• [DIRECTIONS FOR THIS TASK] Each record that follows should be repeated exactly, minus any images.

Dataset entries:
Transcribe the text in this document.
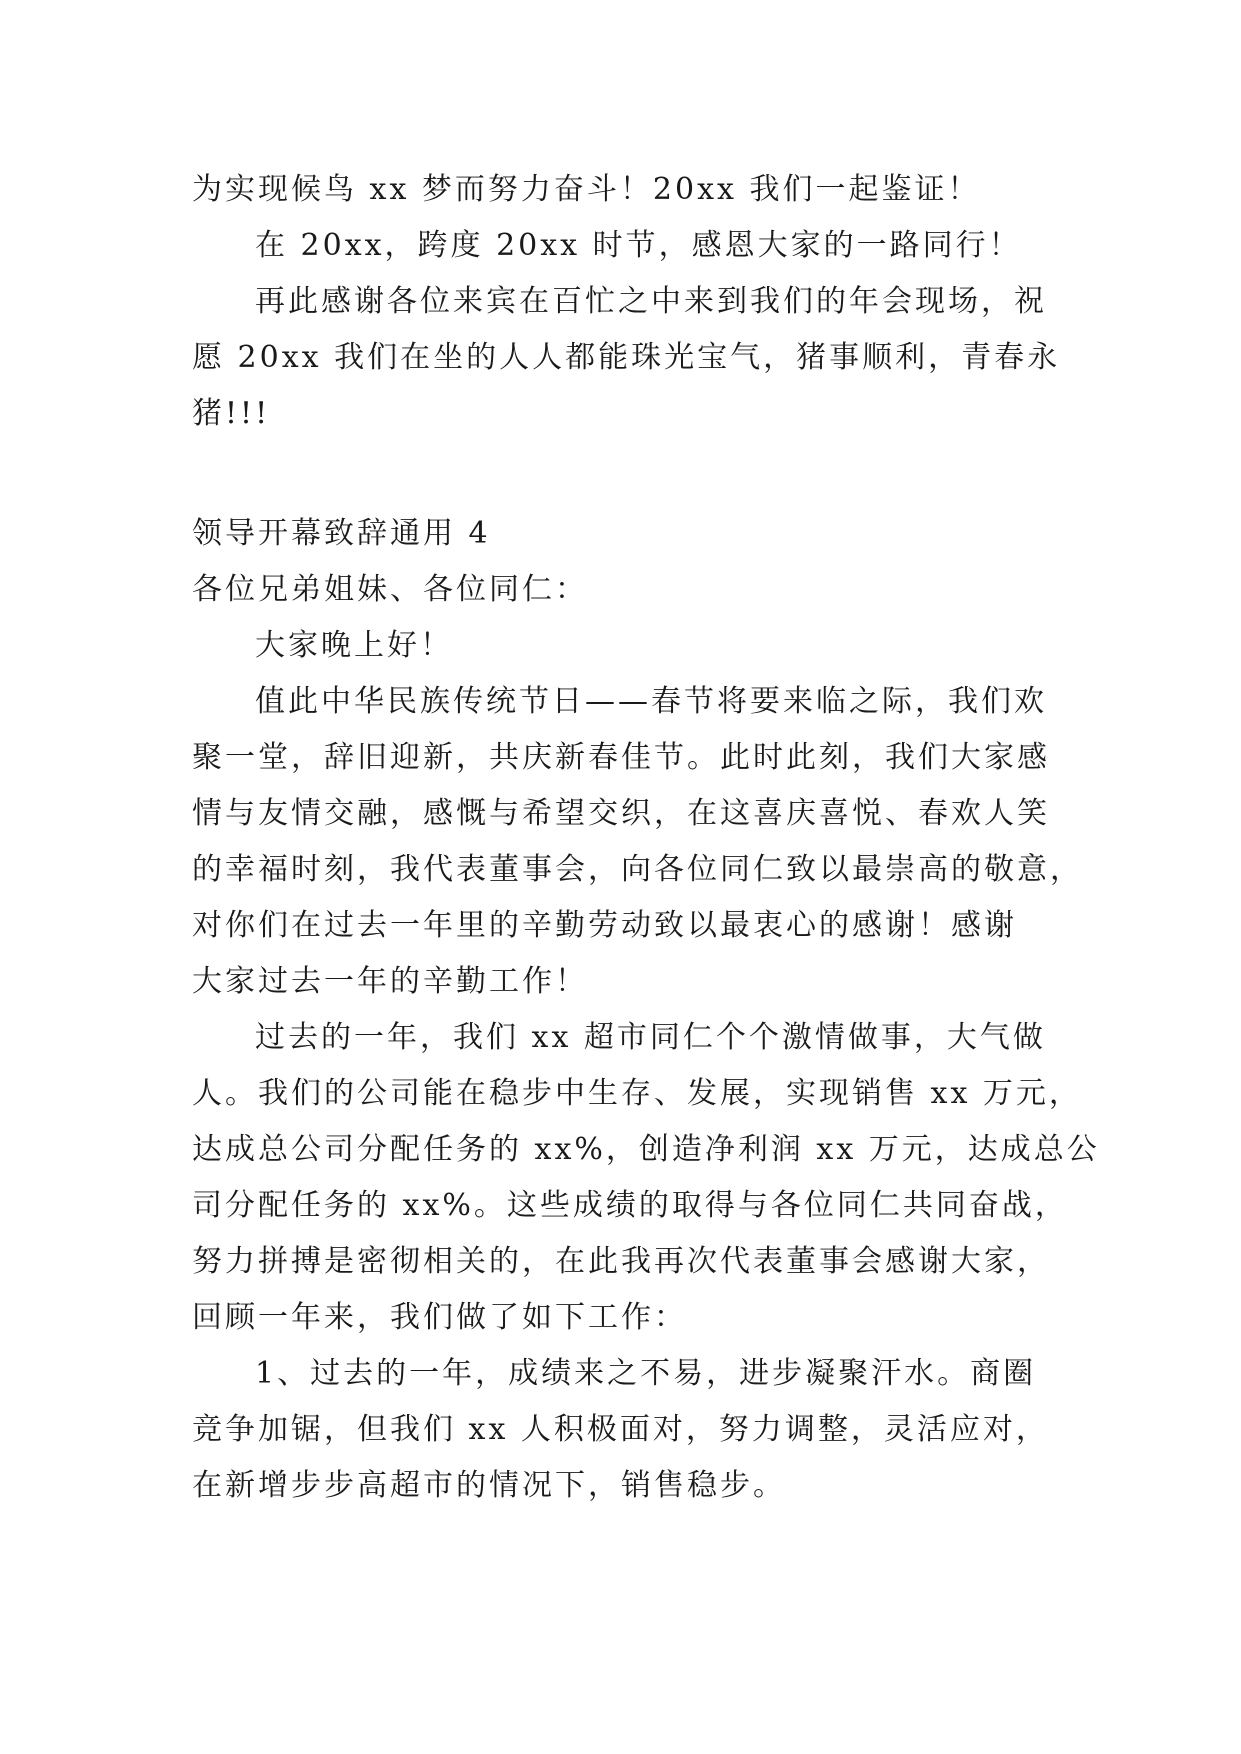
为实现候鸟 xx 梦而努力奋斗！20xx 我们一起鉴证！
在 20xx，跨度 20xx 时节，感恩大家的一路同行！
再此感谢各位来宾在百忙之中来到我们的年会现场，祝
愿 20xx 我们在坐的人人都能珠光宝气，猪事顺利，青春永
猪!!!
领导开幕致辞通用 4
各位兄弟姐妹、各位同仁：
大家晚上好！
值此中华民族传统节日——春节将要来临之际，我们欢
聚一堂，辞旧迎新，共庆新春佳节。此时此刻，我们大家感
情与友情交融，感慨与希望交织，在这喜庆喜悦、春欢人笑
的幸福时刻，我代表董事会，向各位同仁致以最崇高的敬意，
对你们在过去一年里的辛勤劳动致以最衷心的感谢！感谢
大家过去一年的辛勤工作！
过去的一年，我们 xx 超市同仁个个激情做事，大气做
人。我们的公司能在稳步中生存、发展，实现销售 xx 万元，
达成总公司分配任务的 xx%，创造净利润 xx 万元，达成总公
司分配任务的 xx%。这些成绩的取得与各位同仁共同奋战，
努力拼搏是密彻相关的，在此我再次代表董事会感谢大家，
回顾一年来，我们做了如下工作：
1、过去的一年，成绩来之不易，进步凝聚汗水。商圈
竞争加锯，但我们 xx 人积极面对，努力调整，灵活应对，
在新增步步高超市的情况下，销售稳步。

• [RESPONSE TO THIS TASK]
Transcribe the text in this document.
为实现候鸟 xx 梦而努力奋斗！20xx 我们一起鉴证！
在 20xx，跨度 20xx 时节，感恩大家的一路同行！
再此感谢各位来宾在百忙之中来到我们的年会现场，祝
愿 20xx 我们在坐的人人都能珠光宝气，猪事顺利，青春永
猪!!!
领导开幕致辞通用 4
各位兄弟姐妹、各位同仁：
大家晚上好！
值此中华民族传统节日——春节将要来临之际，我们欢
聚一堂，辞旧迎新，共庆新春佳节。此时此刻，我们大家感
情与友情交融，感慨与希望交织，在这喜庆喜悦、春欢人笑
的幸福时刻，我代表董事会，向各位同仁致以最崇高的敬意，
对你们在过去一年里的辛勤劳动致以最衷心的感谢！感谢
大家过去一年的辛勤工作！
过去的一年，我们 xx 超市同仁个个激情做事，大气做
人。我们的公司能在稳步中生存、发展，实现销售 xx 万元，
达成总公司分配任务的 xx%，创造净利润 xx 万元，达成总公
司分配任务的 xx%。这些成绩的取得与各位同仁共同奋战，
努力拼搏是密彻相关的，在此我再次代表董事会感谢大家，
回顾一年来，我们做了如下工作：
1、过去的一年，成绩来之不易，进步凝聚汗水。商圈
竞争加锯，但我们 xx 人积极面对，努力调整，灵活应对，
在新增步步高超市的情况下，销售稳步。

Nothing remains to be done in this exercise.